**Materials provided**
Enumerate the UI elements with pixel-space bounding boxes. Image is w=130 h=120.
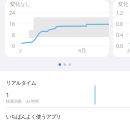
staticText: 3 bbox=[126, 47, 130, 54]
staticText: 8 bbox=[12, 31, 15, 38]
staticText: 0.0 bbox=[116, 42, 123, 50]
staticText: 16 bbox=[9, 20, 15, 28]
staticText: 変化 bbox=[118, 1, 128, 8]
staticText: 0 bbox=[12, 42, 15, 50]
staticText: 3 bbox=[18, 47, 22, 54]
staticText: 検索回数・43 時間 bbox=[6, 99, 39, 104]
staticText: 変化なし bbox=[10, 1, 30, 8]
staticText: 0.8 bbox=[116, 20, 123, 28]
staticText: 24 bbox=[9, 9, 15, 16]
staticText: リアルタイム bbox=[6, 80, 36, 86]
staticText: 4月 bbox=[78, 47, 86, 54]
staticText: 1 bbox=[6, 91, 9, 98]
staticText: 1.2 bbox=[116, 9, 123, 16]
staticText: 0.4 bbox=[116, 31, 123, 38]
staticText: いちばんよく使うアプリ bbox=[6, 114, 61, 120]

---

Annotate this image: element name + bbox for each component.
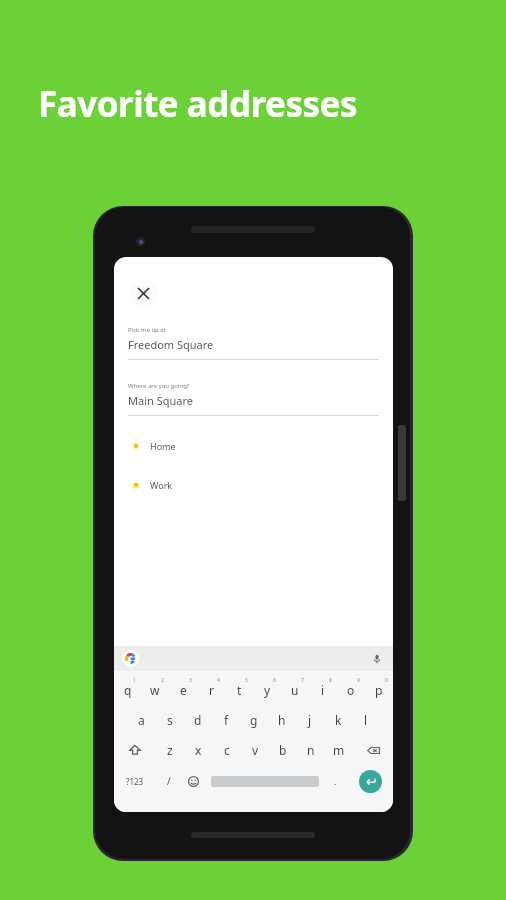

**Problem to work on**
Lay out the lines between the one holding "Enumerate the UI" and the one holding "staticText: 4月 bbox=[78, 47, 86, 54]", inclusive, as a numbered list with blank lines omitted. Leave the pictures out of the answer.

**Correct output**
1. Enumerate the UI elements with pixel-space bounding boxes. Image is w=130 h=120.
2. staticText: 3 bbox=[126, 47, 130, 54]
3. staticText: 8 bbox=[12, 31, 15, 38]
4. staticText: 0.0 bbox=[116, 42, 123, 50]
5. staticText: 16 bbox=[9, 20, 15, 28]
6. staticText: 変化 bbox=[118, 1, 128, 8]
7. staticText: 0 bbox=[12, 42, 15, 50]
8. staticText: 3 bbox=[18, 47, 22, 54]
9. staticText: 検索回数・43 時間 bbox=[6, 99, 39, 104]
10. staticText: 変化なし bbox=[10, 1, 30, 8]
11. staticText: 0.8 bbox=[116, 20, 123, 28]
12. staticText: 24 bbox=[9, 9, 15, 16]
13. staticText: リアルタイム bbox=[6, 80, 36, 86]
14. staticText: 4月 bbox=[78, 47, 86, 54]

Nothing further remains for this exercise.